Objective.
Extract, unchanged and line for line, everything from the beginning of the records down to the line containing "pressure-axis-title: P, mmHg", including that line.

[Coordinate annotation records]
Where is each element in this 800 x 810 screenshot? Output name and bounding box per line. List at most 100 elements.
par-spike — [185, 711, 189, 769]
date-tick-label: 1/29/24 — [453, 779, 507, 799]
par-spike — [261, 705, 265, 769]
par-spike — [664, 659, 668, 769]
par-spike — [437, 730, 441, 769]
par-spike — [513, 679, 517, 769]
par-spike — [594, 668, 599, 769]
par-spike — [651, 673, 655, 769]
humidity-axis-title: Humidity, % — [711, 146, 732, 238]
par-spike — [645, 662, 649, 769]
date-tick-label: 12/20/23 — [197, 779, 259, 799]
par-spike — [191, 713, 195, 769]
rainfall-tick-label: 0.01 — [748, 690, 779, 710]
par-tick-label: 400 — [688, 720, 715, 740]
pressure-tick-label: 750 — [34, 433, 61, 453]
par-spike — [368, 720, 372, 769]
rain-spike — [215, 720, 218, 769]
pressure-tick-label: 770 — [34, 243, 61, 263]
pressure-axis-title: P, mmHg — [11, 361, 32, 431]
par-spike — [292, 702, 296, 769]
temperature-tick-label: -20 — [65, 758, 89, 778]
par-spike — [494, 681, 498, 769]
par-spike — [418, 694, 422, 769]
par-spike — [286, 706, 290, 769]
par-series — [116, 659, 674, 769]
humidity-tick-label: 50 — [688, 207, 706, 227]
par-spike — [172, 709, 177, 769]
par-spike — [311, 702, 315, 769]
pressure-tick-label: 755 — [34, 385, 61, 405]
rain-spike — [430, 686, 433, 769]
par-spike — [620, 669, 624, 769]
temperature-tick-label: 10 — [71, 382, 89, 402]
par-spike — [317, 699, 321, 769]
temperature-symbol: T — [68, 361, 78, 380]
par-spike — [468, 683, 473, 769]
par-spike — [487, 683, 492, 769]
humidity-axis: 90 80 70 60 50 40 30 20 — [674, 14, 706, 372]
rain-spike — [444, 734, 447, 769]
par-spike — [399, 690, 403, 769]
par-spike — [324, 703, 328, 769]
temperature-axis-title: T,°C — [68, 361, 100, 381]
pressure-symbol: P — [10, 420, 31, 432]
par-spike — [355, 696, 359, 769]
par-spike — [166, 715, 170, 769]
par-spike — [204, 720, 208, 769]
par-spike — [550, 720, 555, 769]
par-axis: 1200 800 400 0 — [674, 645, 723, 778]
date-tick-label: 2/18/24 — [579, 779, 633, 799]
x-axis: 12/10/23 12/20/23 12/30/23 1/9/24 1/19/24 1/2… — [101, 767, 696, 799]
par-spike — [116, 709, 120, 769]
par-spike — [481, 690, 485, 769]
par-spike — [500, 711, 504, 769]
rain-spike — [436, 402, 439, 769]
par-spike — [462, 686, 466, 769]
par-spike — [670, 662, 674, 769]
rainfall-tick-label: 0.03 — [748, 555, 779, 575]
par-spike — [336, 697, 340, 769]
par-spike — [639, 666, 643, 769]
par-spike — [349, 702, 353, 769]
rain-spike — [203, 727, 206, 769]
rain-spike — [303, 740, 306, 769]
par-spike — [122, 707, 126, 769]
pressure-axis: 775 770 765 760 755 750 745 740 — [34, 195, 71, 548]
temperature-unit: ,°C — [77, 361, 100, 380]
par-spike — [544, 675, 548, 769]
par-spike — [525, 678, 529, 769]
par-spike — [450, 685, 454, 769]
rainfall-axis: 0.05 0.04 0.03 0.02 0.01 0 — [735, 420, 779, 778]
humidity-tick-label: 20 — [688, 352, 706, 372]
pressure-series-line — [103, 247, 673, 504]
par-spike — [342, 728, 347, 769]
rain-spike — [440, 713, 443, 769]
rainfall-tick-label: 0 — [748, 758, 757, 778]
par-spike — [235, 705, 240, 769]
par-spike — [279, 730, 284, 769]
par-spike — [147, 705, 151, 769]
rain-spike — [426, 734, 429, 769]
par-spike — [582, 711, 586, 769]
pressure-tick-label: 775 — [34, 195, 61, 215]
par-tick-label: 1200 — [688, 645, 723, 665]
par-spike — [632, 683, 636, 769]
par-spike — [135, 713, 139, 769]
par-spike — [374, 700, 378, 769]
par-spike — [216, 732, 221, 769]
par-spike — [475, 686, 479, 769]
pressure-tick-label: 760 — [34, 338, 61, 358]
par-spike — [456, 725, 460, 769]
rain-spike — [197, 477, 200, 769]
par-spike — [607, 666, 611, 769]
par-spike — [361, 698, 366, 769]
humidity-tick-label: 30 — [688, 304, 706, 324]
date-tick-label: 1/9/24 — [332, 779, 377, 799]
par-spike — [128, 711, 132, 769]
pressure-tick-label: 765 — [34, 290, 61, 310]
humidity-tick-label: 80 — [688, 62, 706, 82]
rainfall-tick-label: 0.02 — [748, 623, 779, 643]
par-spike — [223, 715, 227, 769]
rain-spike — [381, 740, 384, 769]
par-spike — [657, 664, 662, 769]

The response.
Where is each element in this 800 x 810 screenshot? Output name and bounding box per line. List at most 100 elements.
par-spike — [185, 711, 189, 769]
date-tick-label: 1/29/24 — [453, 779, 507, 799]
par-spike — [261, 705, 265, 769]
par-spike — [664, 659, 668, 769]
par-spike — [437, 730, 441, 769]
par-spike — [513, 679, 517, 769]
par-spike — [594, 668, 599, 769]
par-spike — [651, 673, 655, 769]
humidity-axis-title: Humidity, % — [711, 146, 732, 238]
par-spike — [645, 662, 649, 769]
date-tick-label: 12/20/23 — [197, 779, 259, 799]
par-spike — [191, 713, 195, 769]
rainfall-tick-label: 0.01 — [748, 690, 779, 710]
par-tick-label: 400 — [688, 720, 715, 740]
pressure-tick-label: 750 — [34, 433, 61, 453]
par-spike — [368, 720, 372, 769]
rain-spike — [215, 720, 218, 769]
pressure-tick-label: 770 — [34, 243, 61, 263]
pressure-axis-title: P, mmHg — [11, 361, 32, 431]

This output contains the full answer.